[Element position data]

>> Begin

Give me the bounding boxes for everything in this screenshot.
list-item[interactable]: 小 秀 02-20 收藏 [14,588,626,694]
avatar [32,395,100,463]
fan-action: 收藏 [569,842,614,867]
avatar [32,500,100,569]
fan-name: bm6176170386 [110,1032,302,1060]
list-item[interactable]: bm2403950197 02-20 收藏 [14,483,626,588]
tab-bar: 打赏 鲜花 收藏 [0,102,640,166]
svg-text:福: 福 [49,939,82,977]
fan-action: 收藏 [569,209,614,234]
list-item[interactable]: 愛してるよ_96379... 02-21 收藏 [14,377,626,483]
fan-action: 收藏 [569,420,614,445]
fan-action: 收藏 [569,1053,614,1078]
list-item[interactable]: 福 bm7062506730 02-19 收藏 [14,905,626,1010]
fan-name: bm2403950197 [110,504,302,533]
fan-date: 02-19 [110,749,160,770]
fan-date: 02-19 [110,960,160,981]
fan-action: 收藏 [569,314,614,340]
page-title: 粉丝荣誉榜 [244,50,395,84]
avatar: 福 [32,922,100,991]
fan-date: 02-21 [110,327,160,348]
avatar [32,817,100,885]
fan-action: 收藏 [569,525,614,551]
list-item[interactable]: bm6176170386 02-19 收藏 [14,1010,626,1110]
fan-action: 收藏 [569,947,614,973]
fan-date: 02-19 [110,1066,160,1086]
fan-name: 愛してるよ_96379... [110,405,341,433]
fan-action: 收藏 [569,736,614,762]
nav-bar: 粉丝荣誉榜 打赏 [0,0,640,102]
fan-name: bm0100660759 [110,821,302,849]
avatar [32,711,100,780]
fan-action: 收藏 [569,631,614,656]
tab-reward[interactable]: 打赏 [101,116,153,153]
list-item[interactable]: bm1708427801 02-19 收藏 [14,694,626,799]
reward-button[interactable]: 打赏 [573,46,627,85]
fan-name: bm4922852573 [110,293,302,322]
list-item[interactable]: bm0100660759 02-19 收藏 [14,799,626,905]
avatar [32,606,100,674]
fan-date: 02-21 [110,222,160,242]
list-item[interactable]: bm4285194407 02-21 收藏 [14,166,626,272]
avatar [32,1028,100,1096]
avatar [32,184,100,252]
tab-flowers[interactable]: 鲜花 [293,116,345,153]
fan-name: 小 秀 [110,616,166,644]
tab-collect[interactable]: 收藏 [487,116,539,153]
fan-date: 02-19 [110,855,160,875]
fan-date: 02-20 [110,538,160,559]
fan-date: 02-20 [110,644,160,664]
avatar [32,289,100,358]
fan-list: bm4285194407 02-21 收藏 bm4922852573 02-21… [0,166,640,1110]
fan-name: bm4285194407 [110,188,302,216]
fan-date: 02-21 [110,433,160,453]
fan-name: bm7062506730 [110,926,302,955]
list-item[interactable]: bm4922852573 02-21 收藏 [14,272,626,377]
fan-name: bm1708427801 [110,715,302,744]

>> End

▶ [Exercise]
Reproduce the items above, substituting "fan-button" for every occurrence of "fan-action" and leaving everything else unchanged.

▶ [Complete output]
Give me the bounding boxes for everything in this screenshot.
list-item[interactable]: 小 秀 02-20 收藏 [14,588,626,694]
avatar [32,395,100,463]
fan-button: 收藏 [569,842,614,867]
avatar [32,500,100,569]
fan-name: bm6176170386 [110,1032,302,1060]
list-item[interactable]: bm2403950197 02-20 收藏 [14,483,626,588]
tab-bar: 打赏 鲜花 收藏 [0,102,640,166]
svg-text:福: 福 [49,939,82,977]
fan-button: 收藏 [569,209,614,234]
list-item[interactable]: 愛してるよ_96379... 02-21 收藏 [14,377,626,483]
fan-button: 收藏 [569,420,614,445]
fan-button: 收藏 [569,1053,614,1078]
list-item[interactable]: 福 bm7062506730 02-19 收藏 [14,905,626,1010]
fan-name: bm2403950197 [110,504,302,533]
fan-date: 02-19 [110,749,160,770]
fan-date: 02-19 [110,960,160,981]
fan-button: 收藏 [569,314,614,340]
page-title: 粉丝荣誉榜 [244,50,395,84]
avatar: 福 [32,922,100,991]
fan-date: 02-21 [110,327,160,348]
avatar [32,817,100,885]
fan-button: 收藏 [569,525,614,551]
list-item[interactable]: bm6176170386 02-19 收藏 [14,1010,626,1110]
fan-button: 收藏 [569,947,614,973]
fan-date: 02-19 [110,1066,160,1086]
fan-name: 愛してるよ_96379... [110,405,341,433]
fan-button: 收藏 [569,736,614,762]
nav-bar: 粉丝荣誉榜 打赏 [0,0,640,102]
fan-name: bm0100660759 [110,821,302,849]
avatar [32,711,100,780]
fan-button: 收藏 [569,631,614,656]
tab-reward[interactable]: 打赏 [101,116,153,153]
list-item[interactable]: bm1708427801 02-19 收藏 [14,694,626,799]
reward-button[interactable]: 打赏 [573,46,627,85]
fan-name: bm4922852573 [110,293,302,322]
list-item[interactable]: bm0100660759 02-19 收藏 [14,799,626,905]
avatar [32,606,100,674]
fan-date: 02-21 [110,222,160,242]
list-item[interactable]: bm4285194407 02-21 收藏 [14,166,626,272]
avatar [32,1028,100,1096]
avatar [32,184,100,252]
tab-flowers[interactable]: 鲜花 [293,116,345,153]
fan-name: 小 秀 [110,616,166,644]
tab-collect[interactable]: 收藏 [487,116,539,153]
fan-date: 02-19 [110,855,160,875]
fan-date: 02-20 [110,538,160,559]
fan-date: 02-20 [110,644,160,664]
avatar [32,289,100,358]
fan-list: bm4285194407 02-21 收藏 bm4922852573 02-21… [0,166,640,1110]
fan-name: bm4285194407 [110,188,302,216]
fan-date: 02-21 [110,433,160,453]
fan-name: bm7062506730 [110,926,302,955]
list-item[interactable]: bm4922852573 02-21 收藏 [14,272,626,377]
fan-name: bm1708427801 [110,715,302,744]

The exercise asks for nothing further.